### WHAT IS ASKED
Check every line below for the string "conmutación", and copy the lines that contain it.

• • • • • • •

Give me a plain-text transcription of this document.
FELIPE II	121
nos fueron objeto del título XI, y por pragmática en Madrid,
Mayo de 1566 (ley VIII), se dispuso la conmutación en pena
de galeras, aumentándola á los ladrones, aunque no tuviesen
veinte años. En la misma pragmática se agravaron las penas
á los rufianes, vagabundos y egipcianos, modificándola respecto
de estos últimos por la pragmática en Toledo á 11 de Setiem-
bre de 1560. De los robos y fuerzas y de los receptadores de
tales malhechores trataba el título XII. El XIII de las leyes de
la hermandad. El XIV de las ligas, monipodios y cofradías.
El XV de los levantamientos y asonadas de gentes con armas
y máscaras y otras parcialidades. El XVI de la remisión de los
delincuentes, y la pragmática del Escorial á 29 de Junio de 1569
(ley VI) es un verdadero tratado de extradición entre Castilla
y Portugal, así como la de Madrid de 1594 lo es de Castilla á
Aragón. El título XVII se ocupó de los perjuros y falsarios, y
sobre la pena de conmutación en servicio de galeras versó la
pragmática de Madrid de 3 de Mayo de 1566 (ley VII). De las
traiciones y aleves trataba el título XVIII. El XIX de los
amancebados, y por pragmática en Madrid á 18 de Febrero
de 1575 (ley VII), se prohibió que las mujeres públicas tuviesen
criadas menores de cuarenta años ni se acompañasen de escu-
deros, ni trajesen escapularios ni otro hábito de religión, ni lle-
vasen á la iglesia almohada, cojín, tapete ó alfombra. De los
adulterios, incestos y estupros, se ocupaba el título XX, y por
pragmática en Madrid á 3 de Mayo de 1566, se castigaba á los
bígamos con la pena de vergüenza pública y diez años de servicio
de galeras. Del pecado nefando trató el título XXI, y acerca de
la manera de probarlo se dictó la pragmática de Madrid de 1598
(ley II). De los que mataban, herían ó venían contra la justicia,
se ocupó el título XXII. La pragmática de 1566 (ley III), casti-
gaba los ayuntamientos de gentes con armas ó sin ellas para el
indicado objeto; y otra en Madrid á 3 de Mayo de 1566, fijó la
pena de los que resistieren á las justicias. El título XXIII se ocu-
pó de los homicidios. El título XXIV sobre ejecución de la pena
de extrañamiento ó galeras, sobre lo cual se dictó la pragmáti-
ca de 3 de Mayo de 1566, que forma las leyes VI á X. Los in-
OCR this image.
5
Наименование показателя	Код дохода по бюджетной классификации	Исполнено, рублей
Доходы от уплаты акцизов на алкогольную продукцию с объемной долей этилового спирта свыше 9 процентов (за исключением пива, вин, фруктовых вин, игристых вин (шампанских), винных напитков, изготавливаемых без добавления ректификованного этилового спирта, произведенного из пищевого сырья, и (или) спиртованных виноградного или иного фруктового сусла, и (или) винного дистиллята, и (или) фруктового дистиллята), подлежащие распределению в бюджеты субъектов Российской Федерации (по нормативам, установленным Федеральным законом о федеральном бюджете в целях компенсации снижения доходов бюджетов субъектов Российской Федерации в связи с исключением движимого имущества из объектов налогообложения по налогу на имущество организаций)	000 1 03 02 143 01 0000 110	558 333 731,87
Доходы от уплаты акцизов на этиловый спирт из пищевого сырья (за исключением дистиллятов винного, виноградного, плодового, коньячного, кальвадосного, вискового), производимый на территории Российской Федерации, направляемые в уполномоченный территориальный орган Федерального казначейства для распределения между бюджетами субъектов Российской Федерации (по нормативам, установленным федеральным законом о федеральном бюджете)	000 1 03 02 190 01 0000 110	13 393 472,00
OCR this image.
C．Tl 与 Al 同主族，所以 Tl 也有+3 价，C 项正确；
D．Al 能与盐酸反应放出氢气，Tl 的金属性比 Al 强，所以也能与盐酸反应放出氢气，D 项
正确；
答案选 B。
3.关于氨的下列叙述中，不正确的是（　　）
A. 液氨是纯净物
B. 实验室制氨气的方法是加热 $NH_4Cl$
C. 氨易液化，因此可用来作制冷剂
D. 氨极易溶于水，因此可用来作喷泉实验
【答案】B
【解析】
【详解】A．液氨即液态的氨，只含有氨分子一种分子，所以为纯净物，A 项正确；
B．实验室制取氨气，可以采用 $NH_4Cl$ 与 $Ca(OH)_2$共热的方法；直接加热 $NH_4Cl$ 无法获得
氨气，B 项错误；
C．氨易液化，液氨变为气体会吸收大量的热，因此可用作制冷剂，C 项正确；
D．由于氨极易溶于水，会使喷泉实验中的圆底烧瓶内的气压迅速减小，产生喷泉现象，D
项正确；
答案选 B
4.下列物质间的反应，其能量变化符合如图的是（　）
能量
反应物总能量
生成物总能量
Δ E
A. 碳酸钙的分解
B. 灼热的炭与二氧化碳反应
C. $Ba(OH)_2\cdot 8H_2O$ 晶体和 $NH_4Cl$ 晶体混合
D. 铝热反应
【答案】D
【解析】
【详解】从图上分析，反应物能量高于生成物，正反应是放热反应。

• • • • • • •

### EXERCISE SOLUTION
Mayo de 1566 (ley VIII), se dispuso la conmutación en pena
sobre la pena de conmutación en servicio de galeras versó la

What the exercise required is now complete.